** Data in this exercise **

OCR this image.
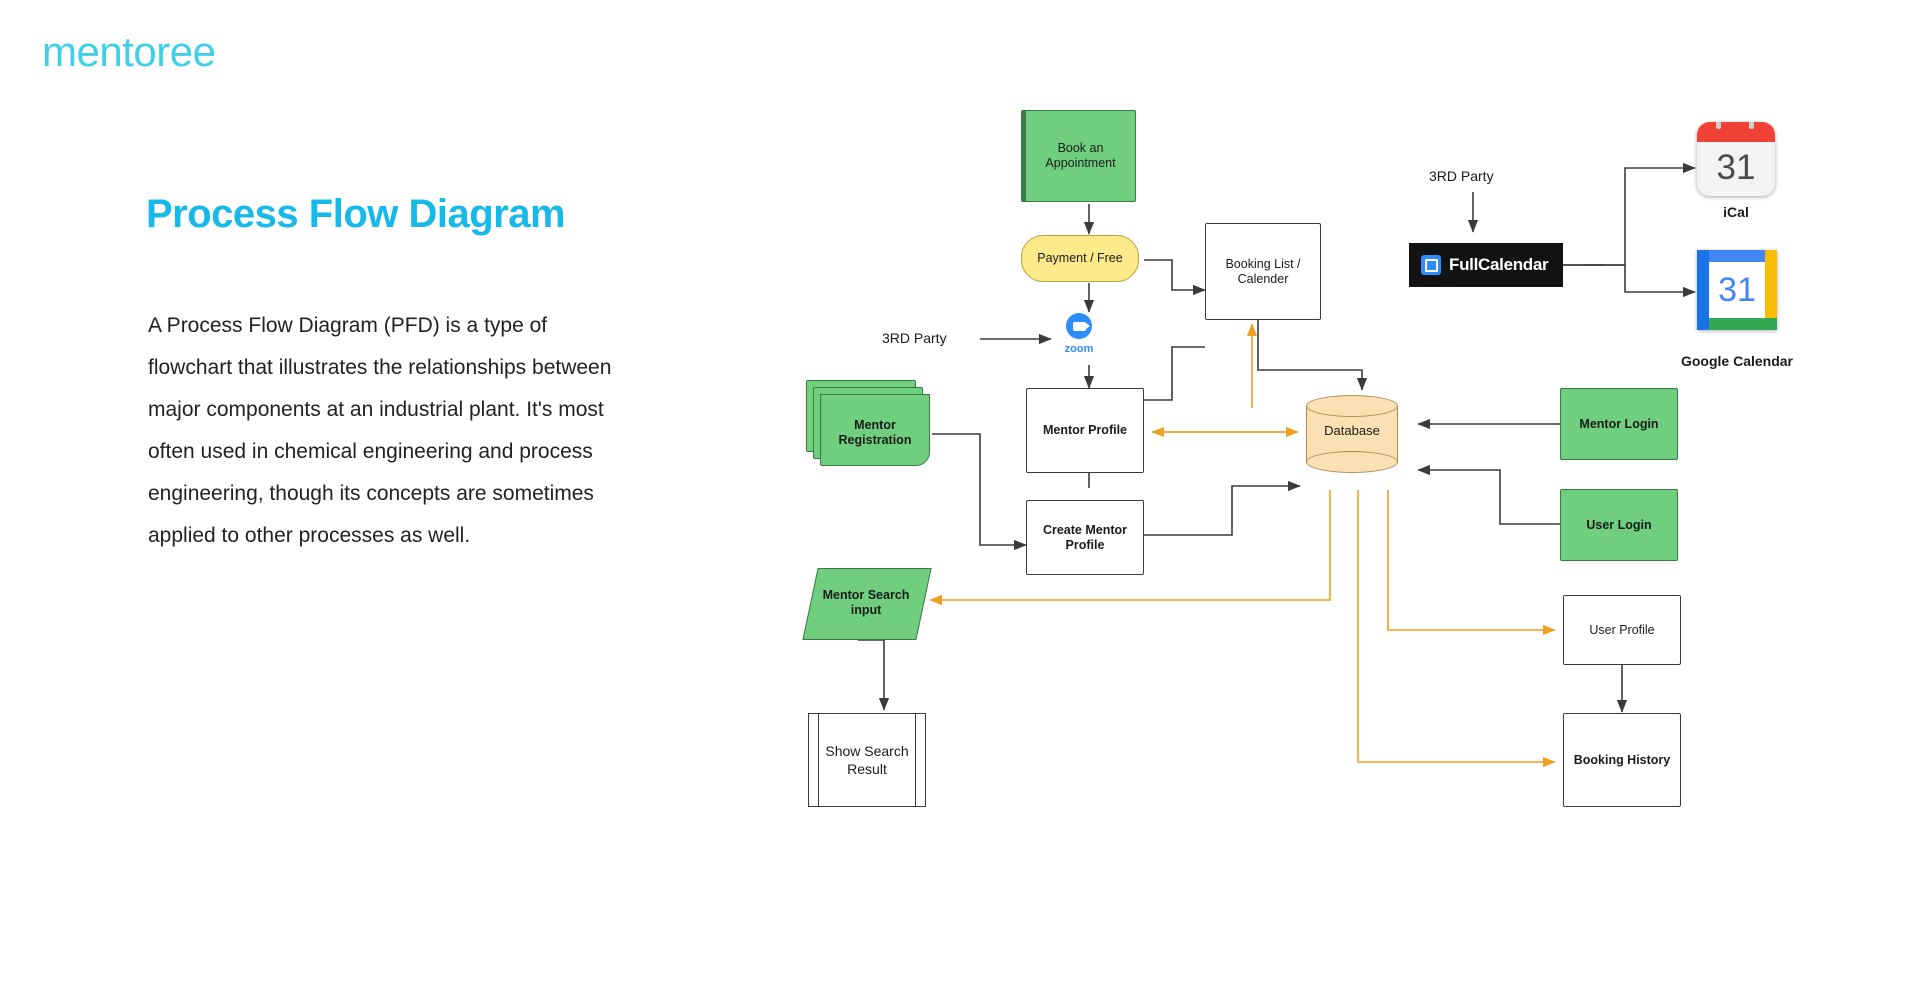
mentoree
Process Flow Diagram
A Process Flow Diagram (PFD) is a type of flowchart that illustrates the relationships between major components at an industrial plant. It's most often used in chemical engineering and process engineering, though its concepts are sometimes applied to other processes as well.
Book an Appointment
Payment / Free
zoom
3RD Party
3RD Party
Booking List / Calender
Mentor Profile
Create Mentor Profile
Mentor Registration
Mentor Search input
Show Search Result
Database	Mentor Login
User Login
User Profile
Booking History
FullCalendar
31
iCal
31
Google Calendar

** Set problem **
Exclude every picture and copy the remaining data exactly.

** The output **
OCR this image.
mentoree
Process Flow Diagram
A Process Flow Diagram (PFD) is a type of flowchart that illustrates the relationships between major components at an industrial plant. It's most often used in chemical engineering and process engineering, though its concepts are sometimes applied to other processes as well.
Book an Appointment
Payment / Free
zoom
3RD Party
3RD Party
Booking List / Calender
Mentor Profile
Create Mentor Profile
Mentor Registration
Mentor Search input
Show Search Result
Database	Mentor Login
User Login
User Profile
Booking History
FullCalendar
31
iCal
31
Google Calendar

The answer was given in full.